§ Records for this task
☆ ☆ ☆ ☆ ☆
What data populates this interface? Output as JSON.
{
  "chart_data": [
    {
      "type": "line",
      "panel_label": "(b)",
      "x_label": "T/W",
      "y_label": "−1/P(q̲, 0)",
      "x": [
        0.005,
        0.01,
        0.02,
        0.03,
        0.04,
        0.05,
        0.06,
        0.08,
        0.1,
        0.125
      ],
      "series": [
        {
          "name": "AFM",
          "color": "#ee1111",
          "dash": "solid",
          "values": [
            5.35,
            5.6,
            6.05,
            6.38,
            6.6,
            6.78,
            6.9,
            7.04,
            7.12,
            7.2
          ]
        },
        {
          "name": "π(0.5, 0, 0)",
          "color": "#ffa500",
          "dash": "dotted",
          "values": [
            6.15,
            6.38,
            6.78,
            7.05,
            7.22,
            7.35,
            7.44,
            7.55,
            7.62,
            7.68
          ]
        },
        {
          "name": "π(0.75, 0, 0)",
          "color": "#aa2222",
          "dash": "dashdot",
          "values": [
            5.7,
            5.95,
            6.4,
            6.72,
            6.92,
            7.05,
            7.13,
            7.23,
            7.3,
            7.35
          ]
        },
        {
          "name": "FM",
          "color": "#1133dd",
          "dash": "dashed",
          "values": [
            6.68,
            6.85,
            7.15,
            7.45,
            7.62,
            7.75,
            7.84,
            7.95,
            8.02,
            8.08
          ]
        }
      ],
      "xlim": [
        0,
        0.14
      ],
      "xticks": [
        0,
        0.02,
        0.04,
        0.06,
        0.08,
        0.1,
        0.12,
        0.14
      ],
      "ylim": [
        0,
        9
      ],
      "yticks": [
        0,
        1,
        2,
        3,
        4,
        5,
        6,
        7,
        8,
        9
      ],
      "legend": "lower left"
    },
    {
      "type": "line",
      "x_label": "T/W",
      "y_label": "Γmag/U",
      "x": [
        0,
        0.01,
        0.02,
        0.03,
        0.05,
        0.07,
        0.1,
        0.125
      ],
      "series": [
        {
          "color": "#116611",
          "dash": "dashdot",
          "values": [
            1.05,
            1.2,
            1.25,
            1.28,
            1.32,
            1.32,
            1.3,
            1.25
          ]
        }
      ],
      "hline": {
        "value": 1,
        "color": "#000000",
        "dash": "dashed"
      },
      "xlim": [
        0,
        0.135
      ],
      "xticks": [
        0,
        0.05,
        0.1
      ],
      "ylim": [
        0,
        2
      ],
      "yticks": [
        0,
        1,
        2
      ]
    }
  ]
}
☆ ☆ ☆ ☆ ☆
§ The task
Extract the full set of entries word for word.

§ Result for this task
What data populates this interface? Output as JSON.
{
  "chart_data": [
    {
      "type": "line",
      "panel_label": "(b)",
      "x_label": "T/W",
      "y_label": "−1/P(q̲, 0)",
      "x": [
        0.005,
        0.01,
        0.02,
        0.03,
        0.04,
        0.05,
        0.06,
        0.08,
        0.1,
        0.125
      ],
      "series": [
        {
          "name": "AFM",
          "color": "#ee1111",
          "dash": "solid",
          "values": [
            5.35,
            5.6,
            6.05,
            6.38,
            6.6,
            6.78,
            6.9,
            7.04,
            7.12,
            7.2
          ]
        },
        {
          "name": "π(0.5, 0, 0)",
          "color": "#ffa500",
          "dash": "dotted",
          "values": [
            6.15,
            6.38,
            6.78,
            7.05,
            7.22,
            7.35,
            7.44,
            7.55,
            7.62,
            7.68
          ]
        },
        {
          "name": "π(0.75, 0, 0)",
          "color": "#aa2222",
          "dash": "dashdot",
          "values": [
            5.7,
            5.95,
            6.4,
            6.72,
            6.92,
            7.05,
            7.13,
            7.23,
            7.3,
            7.35
          ]
        },
        {
          "name": "FM",
          "color": "#1133dd",
          "dash": "dashed",
          "values": [
            6.68,
            6.85,
            7.15,
            7.45,
            7.62,
            7.75,
            7.84,
            7.95,
            8.02,
            8.08
          ]
        }
      ],
      "xlim": [
        0,
        0.14
      ],
      "xticks": [
        0,
        0.02,
        0.04,
        0.06,
        0.08,
        0.1,
        0.12,
        0.14
      ],
      "ylim": [
        0,
        9
      ],
      "yticks": [
        0,
        1,
        2,
        3,
        4,
        5,
        6,
        7,
        8,
        9
      ],
      "legend": "lower left"
    },
    {
      "type": "line",
      "x_label": "T/W",
      "y_label": "Γmag/U",
      "x": [
        0,
        0.01,
        0.02,
        0.03,
        0.05,
        0.07,
        0.1,
        0.125
      ],
      "series": [
        {
          "color": "#116611",
          "dash": "dashdot",
          "values": [
            1.05,
            1.2,
            1.25,
            1.28,
            1.32,
            1.32,
            1.3,
            1.25
          ]
        }
      ],
      "hline": {
        "value": 1,
        "color": "#000000",
        "dash": "dashed"
      },
      "xlim": [
        0,
        0.135
      ],
      "xticks": [
        0,
        0.05,
        0.1
      ],
      "ylim": [
        0,
        2
      ],
      "yticks": [
        0,
        1,
        2
      ]
    }
  ]
}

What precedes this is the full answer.